■ Written instruction ■
Among the records below, find each line that includes the string "anten" and copy it.

_ _ _ _ _

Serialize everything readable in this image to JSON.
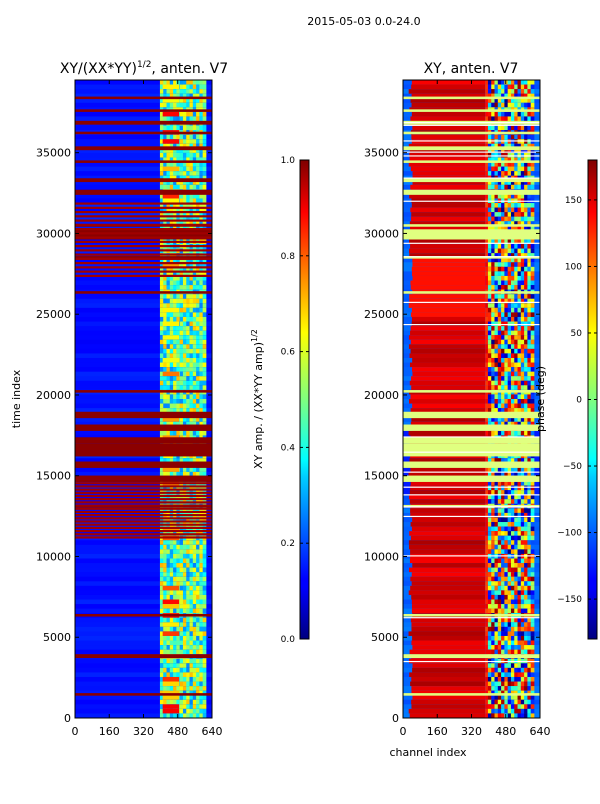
{
  "suptitle": "2015-05-03 0.0-24.0",
  "chart_data": [
    {
      "type": "heatmap",
      "title_main": "XY/(XX*YY)",
      "title_sup": "1/2",
      "title_tail": ", anten. V7",
      "xlabel": "",
      "ylabel": "time index",
      "xlim": [
        0,
        640
      ],
      "ylim": [
        0,
        39500
      ],
      "xticks": [
        0,
        160,
        320,
        480,
        640
      ],
      "yticks": [
        0,
        5000,
        10000,
        15000,
        20000,
        25000,
        30000,
        35000
      ],
      "colormap": "jet",
      "colorbar": {
        "label_main": "XY amp. / (XX*YY amp)",
        "label_sup": "1/2",
        "range": [
          0.0,
          1.0
        ],
        "ticks": [
          "0.0",
          "0.2",
          "0.4",
          "0.6",
          "0.8",
          "1.0"
        ],
        "tick_values": [
          0.0,
          0.2,
          0.4,
          0.6,
          0.8,
          1.0
        ]
      }
    },
    {
      "type": "heatmap",
      "title_main": "XY, anten. V7",
      "xlabel": "channel index",
      "ylabel": "",
      "xlim": [
        0,
        640
      ],
      "ylim": [
        0,
        39500
      ],
      "xticks": [
        0,
        160,
        320,
        480,
        640
      ],
      "yticks": [
        0,
        5000,
        10000,
        15000,
        20000,
        25000,
        30000,
        35000
      ],
      "colormap": "jet",
      "colorbar": {
        "label_main": "phase (deg)",
        "range": [
          -180,
          180
        ],
        "ticks": [
          "−150",
          "−100",
          "−50",
          "0",
          "50",
          "100",
          "150"
        ],
        "tick_values": [
          -150,
          -100,
          -50,
          0,
          50,
          100,
          150
        ]
      }
    }
  ]
}
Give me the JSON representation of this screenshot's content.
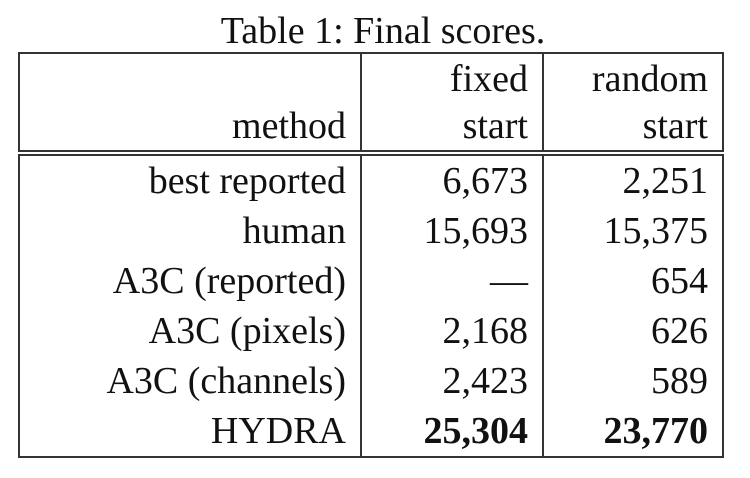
{
  "caption": "Table 1: Final scores.",
  "table": {
    "header": [
      [
        "method"
      ],
      [
        "fixed",
        "start"
      ],
      [
        "random",
        "start"
      ]
    ],
    "rows": [
      [
        "best reported",
        "6,673",
        "2,251"
      ],
      [
        "human",
        "15,693",
        "15,375"
      ],
      [
        "A3C (reported)",
        "—",
        "654"
      ],
      [
        "A3C (pixels)",
        "2,168",
        "626"
      ],
      [
        "A3C (channels)",
        "2,423",
        "589"
      ],
      [
        "HYDRA",
        "25,304",
        "23,770"
      ]
    ]
  }
}
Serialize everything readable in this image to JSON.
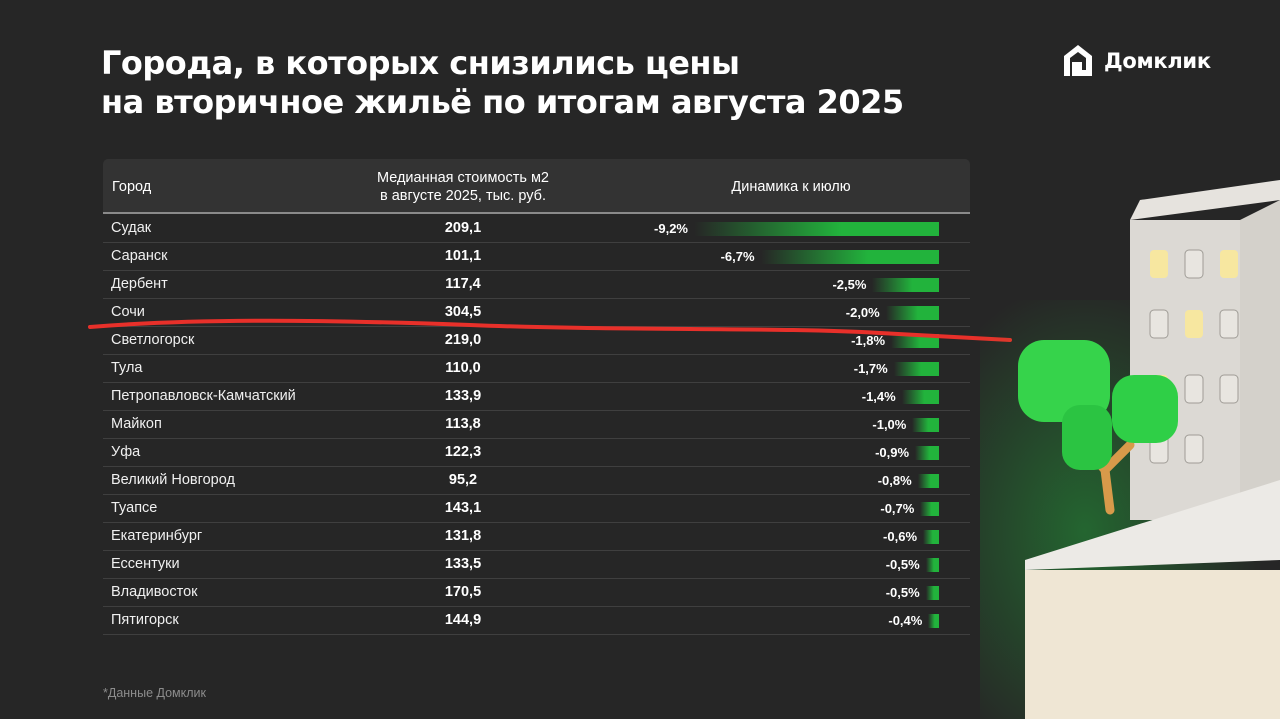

_ _ _ _ _

■ Output ■
      "title_tail": ", anten. V7",
      "title_main": "XY, anten. V7",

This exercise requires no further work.